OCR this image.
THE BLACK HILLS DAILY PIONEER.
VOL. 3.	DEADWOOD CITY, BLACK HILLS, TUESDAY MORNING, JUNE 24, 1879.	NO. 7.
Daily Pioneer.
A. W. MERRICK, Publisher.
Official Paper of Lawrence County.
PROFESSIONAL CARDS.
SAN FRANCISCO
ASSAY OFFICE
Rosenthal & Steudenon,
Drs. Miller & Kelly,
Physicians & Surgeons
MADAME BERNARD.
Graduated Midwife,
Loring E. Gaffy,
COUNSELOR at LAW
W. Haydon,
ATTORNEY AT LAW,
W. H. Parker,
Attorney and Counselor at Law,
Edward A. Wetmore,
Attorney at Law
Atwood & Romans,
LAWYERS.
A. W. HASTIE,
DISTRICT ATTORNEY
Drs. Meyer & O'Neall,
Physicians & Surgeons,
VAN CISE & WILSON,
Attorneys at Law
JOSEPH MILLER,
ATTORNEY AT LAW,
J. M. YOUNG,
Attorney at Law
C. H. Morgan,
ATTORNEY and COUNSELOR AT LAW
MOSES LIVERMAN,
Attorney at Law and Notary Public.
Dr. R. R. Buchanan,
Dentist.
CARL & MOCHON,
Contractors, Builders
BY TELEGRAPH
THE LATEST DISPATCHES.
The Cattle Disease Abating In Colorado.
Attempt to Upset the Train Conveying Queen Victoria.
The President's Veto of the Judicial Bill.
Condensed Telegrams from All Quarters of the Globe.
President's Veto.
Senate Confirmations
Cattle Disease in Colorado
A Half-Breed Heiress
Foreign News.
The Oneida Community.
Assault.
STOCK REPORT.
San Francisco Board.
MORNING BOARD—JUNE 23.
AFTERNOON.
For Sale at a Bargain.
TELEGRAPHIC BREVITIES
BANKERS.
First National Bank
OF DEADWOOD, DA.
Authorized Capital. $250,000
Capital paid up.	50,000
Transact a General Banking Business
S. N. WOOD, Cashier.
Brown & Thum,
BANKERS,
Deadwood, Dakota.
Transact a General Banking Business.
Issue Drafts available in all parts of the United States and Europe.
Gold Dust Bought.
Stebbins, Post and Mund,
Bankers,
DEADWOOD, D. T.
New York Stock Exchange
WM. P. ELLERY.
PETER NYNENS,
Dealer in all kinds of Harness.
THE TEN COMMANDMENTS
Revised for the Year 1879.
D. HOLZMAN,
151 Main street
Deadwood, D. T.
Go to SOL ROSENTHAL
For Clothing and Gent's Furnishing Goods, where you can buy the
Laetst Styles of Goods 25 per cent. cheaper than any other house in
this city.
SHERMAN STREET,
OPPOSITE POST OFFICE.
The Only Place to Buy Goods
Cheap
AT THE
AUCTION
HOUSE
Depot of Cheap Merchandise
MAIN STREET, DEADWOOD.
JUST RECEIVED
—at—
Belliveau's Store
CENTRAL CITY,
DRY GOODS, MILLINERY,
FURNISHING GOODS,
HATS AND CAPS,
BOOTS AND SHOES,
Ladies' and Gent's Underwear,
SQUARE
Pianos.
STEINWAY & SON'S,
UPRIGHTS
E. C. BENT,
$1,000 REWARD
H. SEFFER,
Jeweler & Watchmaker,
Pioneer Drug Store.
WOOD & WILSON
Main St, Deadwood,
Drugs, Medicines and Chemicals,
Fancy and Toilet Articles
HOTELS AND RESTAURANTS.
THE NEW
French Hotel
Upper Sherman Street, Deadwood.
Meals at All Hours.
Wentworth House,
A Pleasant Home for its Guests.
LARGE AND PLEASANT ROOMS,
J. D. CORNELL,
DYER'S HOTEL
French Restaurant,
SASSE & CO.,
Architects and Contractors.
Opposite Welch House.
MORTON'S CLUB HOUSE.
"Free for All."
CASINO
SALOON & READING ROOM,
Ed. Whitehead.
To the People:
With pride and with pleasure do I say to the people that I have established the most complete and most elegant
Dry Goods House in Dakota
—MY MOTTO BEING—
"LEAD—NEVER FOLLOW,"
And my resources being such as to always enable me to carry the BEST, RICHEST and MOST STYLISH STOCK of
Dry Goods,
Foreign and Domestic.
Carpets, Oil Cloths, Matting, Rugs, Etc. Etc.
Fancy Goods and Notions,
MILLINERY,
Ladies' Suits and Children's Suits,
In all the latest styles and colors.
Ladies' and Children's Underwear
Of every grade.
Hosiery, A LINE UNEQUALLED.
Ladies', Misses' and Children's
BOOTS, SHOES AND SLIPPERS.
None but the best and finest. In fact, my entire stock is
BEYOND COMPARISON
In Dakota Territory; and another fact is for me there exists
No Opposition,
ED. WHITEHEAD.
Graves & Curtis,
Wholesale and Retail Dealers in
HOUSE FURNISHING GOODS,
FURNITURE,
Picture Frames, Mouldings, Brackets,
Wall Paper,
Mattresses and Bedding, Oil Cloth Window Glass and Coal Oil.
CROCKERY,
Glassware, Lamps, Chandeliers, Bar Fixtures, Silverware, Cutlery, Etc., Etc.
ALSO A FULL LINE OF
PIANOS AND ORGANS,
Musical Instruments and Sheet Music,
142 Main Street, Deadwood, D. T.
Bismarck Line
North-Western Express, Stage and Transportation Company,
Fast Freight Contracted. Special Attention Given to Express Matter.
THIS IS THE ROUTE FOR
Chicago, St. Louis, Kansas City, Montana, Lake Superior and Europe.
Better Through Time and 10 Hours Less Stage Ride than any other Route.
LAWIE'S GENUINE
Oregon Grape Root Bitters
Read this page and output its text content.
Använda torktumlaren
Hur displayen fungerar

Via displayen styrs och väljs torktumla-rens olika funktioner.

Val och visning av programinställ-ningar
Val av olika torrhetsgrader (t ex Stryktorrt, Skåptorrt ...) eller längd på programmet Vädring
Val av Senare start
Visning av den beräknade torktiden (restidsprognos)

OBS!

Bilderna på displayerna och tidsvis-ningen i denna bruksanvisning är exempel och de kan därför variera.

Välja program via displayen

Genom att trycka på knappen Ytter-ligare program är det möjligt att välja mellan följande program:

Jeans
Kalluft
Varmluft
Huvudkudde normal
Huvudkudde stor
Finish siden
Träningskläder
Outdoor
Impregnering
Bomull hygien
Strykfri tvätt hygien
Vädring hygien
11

→ **Required action**
Every record above must be repeated word for word.

→ **Solution for this exercise**
OCR this image.
THE BLACK HILLS DAILY PIONEER.
VOL. 3.	DEADWOOD CITY, BLACK HILLS, TUESDAY MORNING, JUNE 24, 1879.	NO. 7.
Daily Pioneer.
A. W. MERRICK, Publisher.
Official Paper of Lawrence County.
PROFESSIONAL CARDS.
SAN FRANCISCO
ASSAY OFFICE
Rosenthal & Steudenon,
Drs. Miller & Kelly,
Physicians & Surgeons
MADAME BERNARD.
Graduated Midwife,
Loring E. Gaffy,
COUNSELOR at LAW
W. Haydon,
ATTORNEY AT LAW,
W. H. Parker,
Attorney and Counselor at Law,
Edward A. Wetmore,
Attorney at Law
Atwood & Romans,
LAWYERS.
A. W. HASTIE,
DISTRICT ATTORNEY
Drs. Meyer & O'Neall,
Physicians & Surgeons,
VAN CISE & WILSON,
Attorneys at Law
JOSEPH MILLER,
ATTORNEY AT LAW,
J. M. YOUNG,
Attorney at Law
C. H. Morgan,
ATTORNEY and COUNSELOR AT LAW
MOSES LIVERMAN,
Attorney at Law and Notary Public.
Dr. R. R. Buchanan,
Dentist.
CARL & MOCHON,
Contractors, Builders
BY TELEGRAPH
THE LATEST DISPATCHES.
The Cattle Disease Abating In Colorado.
Attempt to Upset the Train Conveying Queen Victoria.
The President's Veto of the Judicial Bill.
Condensed Telegrams from All Quarters of the Globe.
President's Veto.
Senate Confirmations
Cattle Disease in Colorado
A Half-Breed Heiress
Foreign News.
The Oneida Community.
Assault.
STOCK REPORT.
San Francisco Board.
MORNING BOARD—JUNE 23.
AFTERNOON.
For Sale at a Bargain.
TELEGRAPHIC BREVITIES
BANKERS.
First National Bank
OF DEADWOOD, DA.
Authorized Capital. $250,000
Capital paid up.	50,000
Transact a General Banking Business
S. N. WOOD, Cashier.
Brown & Thum,
BANKERS,
Deadwood, Dakota.
Transact a General Banking Business.
Issue Drafts available in all parts of the United States and Europe.
Gold Dust Bought.
Stebbins, Post and Mund,
Bankers,
DEADWOOD, D. T.
New York Stock Exchange
WM. P. ELLERY.
PETER NYNENS,
Dealer in all kinds of Harness.
THE TEN COMMANDMENTS
Revised for the Year 1879.
D. HOLZMAN,
151 Main street
Deadwood, D. T.
Go to SOL ROSENTHAL
For Clothing and Gent's Furnishing Goods, where you can buy the
Laetst Styles of Goods 25 per cent. cheaper than any other house in
this city.
SHERMAN STREET,
OPPOSITE POST OFFICE.
The Only Place to Buy Goods
Cheap
AT THE
AUCTION
HOUSE
Depot of Cheap Merchandise
MAIN STREET, DEADWOOD.
JUST RECEIVED
—at—
Belliveau's Store
CENTRAL CITY,
DRY GOODS, MILLINERY,
FURNISHING GOODS,
HATS AND CAPS,
BOOTS AND SHOES,
Ladies' and Gent's Underwear,
SQUARE
Pianos.
STEINWAY & SON'S,
UPRIGHTS
E. C. BENT,
$1,000 REWARD
H. SEFFER,
Jeweler & Watchmaker,
Pioneer Drug Store.
WOOD & WILSON
Main St, Deadwood,
Drugs, Medicines and Chemicals,
Fancy and Toilet Articles
HOTELS AND RESTAURANTS.
THE NEW
French Hotel
Upper Sherman Street, Deadwood.
Meals at All Hours.
Wentworth House,
A Pleasant Home for its Guests.
LARGE AND PLEASANT ROOMS,
J. D. CORNELL,
DYER'S HOTEL
French Restaurant,
SASSE & CO.,
Architects and Contractors.
Opposite Welch House.
MORTON'S CLUB HOUSE.
"Free for All."
CASINO
SALOON & READING ROOM,
Ed. Whitehead.
To the People:
With pride and with pleasure do I say to the people that I have established the most complete and most elegant
Dry Goods House in Dakota
—MY MOTTO BEING—
"LEAD—NEVER FOLLOW,"
And my resources being such as to always enable me to carry the BEST, RICHEST and MOST STYLISH STOCK of
Dry Goods,
Foreign and Domestic.
Carpets, Oil Cloths, Matting, Rugs, Etc. Etc.
Fancy Goods and Notions,
MILLINERY,
Ladies' Suits and Children's Suits,
In all the latest styles and colors.
Ladies' and Children's Underwear
Of every grade.
Hosiery, A LINE UNEQUALLED.
Ladies', Misses' and Children's
BOOTS, SHOES AND SLIPPERS.
None but the best and finest. In fact, my entire stock is
BEYOND COMPARISON
In Dakota Territory; and another fact is for me there exists
No Opposition,
ED. WHITEHEAD.
Graves & Curtis,
Wholesale and Retail Dealers in
HOUSE FURNISHING GOODS,
FURNITURE,
Picture Frames, Mouldings, Brackets,
Wall Paper,
Mattresses and Bedding, Oil Cloth Window Glass and Coal Oil.
CROCKERY,
Glassware, Lamps, Chandeliers, Bar Fixtures, Silverware, Cutlery, Etc., Etc.
ALSO A FULL LINE OF
PIANOS AND ORGANS,
Musical Instruments and Sheet Music,
142 Main Street, Deadwood, D. T.
Bismarck Line
North-Western Express, Stage and Transportation Company,
Fast Freight Contracted. Special Attention Given to Express Matter.
THIS IS THE ROUTE FOR
Chicago, St. Louis, Kansas City, Montana, Lake Superior and Europe.
Better Through Time and 10 Hours Less Stage Ride than any other Route.
LAWIE'S GENUINE
Oregon Grape Root Bitters
Read this page and output its text content.
Använda torktumlaren
Hur displayen fungerar

Via displayen styrs och väljs torktumla-rens olika funktioner.

Val och visning av programinställ-ningar
Val av olika torrhetsgrader (t ex Stryktorrt, Skåptorrt ...) eller längd på programmet Vädring
Val av Senare start
Visning av den beräknade torktiden (restidsprognos)

OBS!

Bilderna på displayerna och tidsvis-ningen i denna bruksanvisning är exempel och de kan därför variera.

Välja program via displayen

Genom att trycka på knappen Ytter-ligare program är det möjligt att välja mellan följande program:

Jeans
Kalluft
Varmluft
Huvudkudde normal
Huvudkudde stor
Finish siden
Träningskläder
Outdoor
Impregnering
Bomull hygien
Strykfri tvätt hygien
Vädring hygien
11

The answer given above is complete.